→ **Problem details**:
Reproduce all of the data exactly.

→ **Stored records**:
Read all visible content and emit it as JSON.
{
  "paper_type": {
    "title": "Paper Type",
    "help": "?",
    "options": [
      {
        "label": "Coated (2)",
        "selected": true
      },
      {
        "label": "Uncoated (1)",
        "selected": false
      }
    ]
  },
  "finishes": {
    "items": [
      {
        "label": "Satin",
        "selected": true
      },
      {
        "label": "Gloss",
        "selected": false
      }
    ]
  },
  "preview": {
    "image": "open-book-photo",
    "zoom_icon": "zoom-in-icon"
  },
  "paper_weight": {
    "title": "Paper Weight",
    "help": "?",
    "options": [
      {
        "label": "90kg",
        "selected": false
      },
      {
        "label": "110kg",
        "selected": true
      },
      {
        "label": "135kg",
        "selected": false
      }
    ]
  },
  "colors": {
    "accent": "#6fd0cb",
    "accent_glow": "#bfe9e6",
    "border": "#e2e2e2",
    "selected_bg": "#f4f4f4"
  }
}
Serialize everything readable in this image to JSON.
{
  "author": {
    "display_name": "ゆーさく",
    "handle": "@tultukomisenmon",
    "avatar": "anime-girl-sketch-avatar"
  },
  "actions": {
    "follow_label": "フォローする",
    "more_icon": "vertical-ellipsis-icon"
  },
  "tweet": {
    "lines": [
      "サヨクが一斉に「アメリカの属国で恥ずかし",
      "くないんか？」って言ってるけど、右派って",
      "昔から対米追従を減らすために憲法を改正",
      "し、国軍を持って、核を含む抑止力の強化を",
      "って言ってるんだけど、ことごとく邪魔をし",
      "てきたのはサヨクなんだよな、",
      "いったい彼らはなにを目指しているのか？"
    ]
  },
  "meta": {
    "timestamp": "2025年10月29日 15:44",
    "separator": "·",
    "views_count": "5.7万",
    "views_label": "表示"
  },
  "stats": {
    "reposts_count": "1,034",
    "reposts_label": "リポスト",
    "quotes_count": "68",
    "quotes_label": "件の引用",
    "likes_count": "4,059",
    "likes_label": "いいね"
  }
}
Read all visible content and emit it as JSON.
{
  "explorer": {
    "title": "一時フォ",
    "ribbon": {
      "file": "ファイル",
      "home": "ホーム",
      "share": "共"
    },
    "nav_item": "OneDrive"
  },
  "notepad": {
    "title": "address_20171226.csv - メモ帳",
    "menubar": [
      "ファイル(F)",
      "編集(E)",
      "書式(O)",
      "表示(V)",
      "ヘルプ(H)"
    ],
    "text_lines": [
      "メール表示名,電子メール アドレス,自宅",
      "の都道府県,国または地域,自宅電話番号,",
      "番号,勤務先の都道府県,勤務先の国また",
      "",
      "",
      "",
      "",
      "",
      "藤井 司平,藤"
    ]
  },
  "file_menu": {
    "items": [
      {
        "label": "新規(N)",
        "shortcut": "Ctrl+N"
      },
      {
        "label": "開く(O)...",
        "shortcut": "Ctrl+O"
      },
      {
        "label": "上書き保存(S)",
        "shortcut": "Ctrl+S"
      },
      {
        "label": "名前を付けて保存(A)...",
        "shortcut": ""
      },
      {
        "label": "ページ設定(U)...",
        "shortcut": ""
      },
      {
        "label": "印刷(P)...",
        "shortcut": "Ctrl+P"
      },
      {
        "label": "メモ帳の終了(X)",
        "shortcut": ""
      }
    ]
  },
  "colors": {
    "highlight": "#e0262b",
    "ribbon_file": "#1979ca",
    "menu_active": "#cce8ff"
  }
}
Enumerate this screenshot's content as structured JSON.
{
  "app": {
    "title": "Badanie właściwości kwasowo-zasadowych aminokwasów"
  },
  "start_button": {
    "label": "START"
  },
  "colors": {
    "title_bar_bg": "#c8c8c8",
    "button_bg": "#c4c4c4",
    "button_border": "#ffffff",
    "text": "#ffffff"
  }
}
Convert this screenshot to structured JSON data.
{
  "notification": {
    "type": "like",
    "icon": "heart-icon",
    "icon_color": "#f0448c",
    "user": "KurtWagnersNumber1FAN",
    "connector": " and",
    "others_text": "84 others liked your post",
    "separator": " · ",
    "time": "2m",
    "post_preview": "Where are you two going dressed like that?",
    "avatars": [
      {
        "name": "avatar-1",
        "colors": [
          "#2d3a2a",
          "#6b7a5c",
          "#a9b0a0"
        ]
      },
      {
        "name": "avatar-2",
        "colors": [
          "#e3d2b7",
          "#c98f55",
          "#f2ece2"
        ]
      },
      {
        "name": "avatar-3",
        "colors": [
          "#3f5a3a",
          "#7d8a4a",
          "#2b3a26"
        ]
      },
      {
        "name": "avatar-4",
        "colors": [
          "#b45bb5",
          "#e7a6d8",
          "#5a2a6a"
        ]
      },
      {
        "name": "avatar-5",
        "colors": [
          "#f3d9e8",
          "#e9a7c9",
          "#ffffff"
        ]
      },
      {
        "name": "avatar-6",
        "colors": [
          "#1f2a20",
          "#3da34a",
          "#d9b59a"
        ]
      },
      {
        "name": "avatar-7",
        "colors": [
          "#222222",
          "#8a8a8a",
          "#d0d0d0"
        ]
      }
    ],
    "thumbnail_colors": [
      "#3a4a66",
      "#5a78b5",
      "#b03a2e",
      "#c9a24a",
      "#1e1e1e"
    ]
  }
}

→ **Written response**:
Read all visible content and emit it as JSON.
{
  "paper_type": {
    "title": "Paper Type",
    "help": "?",
    "options": [
      {
        "label": "Coated (2)",
        "selected": true
      },
      {
        "label": "Uncoated (1)",
        "selected": false
      }
    ]
  },
  "finishes": {
    "items": [
      {
        "label": "Satin",
        "selected": true
      },
      {
        "label": "Gloss",
        "selected": false
      }
    ]
  },
  "preview": {
    "image": "open-book-photo",
    "zoom_icon": "zoom-in-icon"
  },
  "paper_weight": {
    "title": "Paper Weight",
    "help": "?",
    "options": [
      {
        "label": "90kg",
        "selected": false
      },
      {
        "label": "110kg",
        "selected": true
      },
      {
        "label": "135kg",
        "selected": false
      }
    ]
  },
  "colors": {
    "accent": "#6fd0cb",
    "accent_glow": "#bfe9e6",
    "border": "#e2e2e2",
    "selected_bg": "#f4f4f4"
  }
}
Serialize everything readable in this image to JSON.
{
  "author": {
    "display_name": "ゆーさく",
    "handle": "@tultukomisenmon",
    "avatar": "anime-girl-sketch-avatar"
  },
  "actions": {
    "follow_label": "フォローする",
    "more_icon": "vertical-ellipsis-icon"
  },
  "tweet": {
    "lines": [
      "サヨクが一斉に「アメリカの属国で恥ずかし",
      "くないんか？」って言ってるけど、右派って",
      "昔から対米追従を減らすために憲法を改正",
      "し、国軍を持って、核を含む抑止力の強化を",
      "って言ってるんだけど、ことごとく邪魔をし",
      "てきたのはサヨクなんだよな、",
      "いったい彼らはなにを目指しているのか？"
    ]
  },
  "meta": {
    "timestamp": "2025年10月29日 15:44",
    "separator": "·",
    "views_count": "5.7万",
    "views_label": "表示"
  },
  "stats": {
    "reposts_count": "1,034",
    "reposts_label": "リポスト",
    "quotes_count": "68",
    "quotes_label": "件の引用",
    "likes_count": "4,059",
    "likes_label": "いいね"
  }
}
Read all visible content and emit it as JSON.
{
  "explorer": {
    "title": "一時フォ",
    "ribbon": {
      "file": "ファイル",
      "home": "ホーム",
      "share": "共"
    },
    "nav_item": "OneDrive"
  },
  "notepad": {
    "title": "address_20171226.csv - メモ帳",
    "menubar": [
      "ファイル(F)",
      "編集(E)",
      "書式(O)",
      "表示(V)",
      "ヘルプ(H)"
    ],
    "text_lines": [
      "メール表示名,電子メール アドレス,自宅",
      "の都道府県,国または地域,自宅電話番号,",
      "番号,勤務先の都道府県,勤務先の国また",
      "",
      "",
      "",
      "",
      "",
      "藤井 司平,藤"
    ]
  },
  "file_menu": {
    "items": [
      {
        "label": "新規(N)",
        "shortcut": "Ctrl+N"
      },
      {
        "label": "開く(O)...",
        "shortcut": "Ctrl+O"
      },
      {
        "label": "上書き保存(S)",
        "shortcut": "Ctrl+S"
      },
      {
        "label": "名前を付けて保存(A)...",
        "shortcut": ""
      },
      {
        "label": "ページ設定(U)...",
        "shortcut": ""
      },
      {
        "label": "印刷(P)...",
        "shortcut": "Ctrl+P"
      },
      {
        "label": "メモ帳の終了(X)",
        "shortcut": ""
      }
    ]
  },
  "colors": {
    "highlight": "#e0262b",
    "ribbon_file": "#1979ca",
    "menu_active": "#cce8ff"
  }
}
Enumerate this screenshot's content as structured JSON.
{
  "app": {
    "title": "Badanie właściwości kwasowo-zasadowych aminokwasów"
  },
  "start_button": {
    "label": "START"
  },
  "colors": {
    "title_bar_bg": "#c8c8c8",
    "button_bg": "#c4c4c4",
    "button_border": "#ffffff",
    "text": "#ffffff"
  }
}
Convert this screenshot to structured JSON data.
{
  "notification": {
    "type": "like",
    "icon": "heart-icon",
    "icon_color": "#f0448c",
    "user": "KurtWagnersNumber1FAN",
    "connector": " and",
    "others_text": "84 others liked your post",
    "separator": " · ",
    "time": "2m",
    "post_preview": "Where are you two going dressed like that?",
    "avatars": [
      {
        "name": "avatar-1",
        "colors": [
          "#2d3a2a",
          "#6b7a5c",
          "#a9b0a0"
        ]
      },
      {
        "name": "avatar-2",
        "colors": [
          "#e3d2b7",
          "#c98f55",
          "#f2ece2"
        ]
      },
      {
        "name": "avatar-3",
        "colors": [
          "#3f5a3a",
          "#7d8a4a",
          "#2b3a26"
        ]
      },
      {
        "name": "avatar-4",
        "colors": [
          "#b45bb5",
          "#e7a6d8",
          "#5a2a6a"
        ]
      },
      {
        "name": "avatar-5",
        "colors": [
          "#f3d9e8",
          "#e9a7c9",
          "#ffffff"
        ]
      },
      {
        "name": "avatar-6",
        "colors": [
          "#1f2a20",
          "#3da34a",
          "#d9b59a"
        ]
      },
      {
        "name": "avatar-7",
        "colors": [
          "#222222",
          "#8a8a8a",
          "#d0d0d0"
        ]
      }
    ],
    "thumbnail_colors": [
      "#3a4a66",
      "#5a78b5",
      "#b03a2e",
      "#c9a24a",
      "#1e1e1e"
    ]
  }
}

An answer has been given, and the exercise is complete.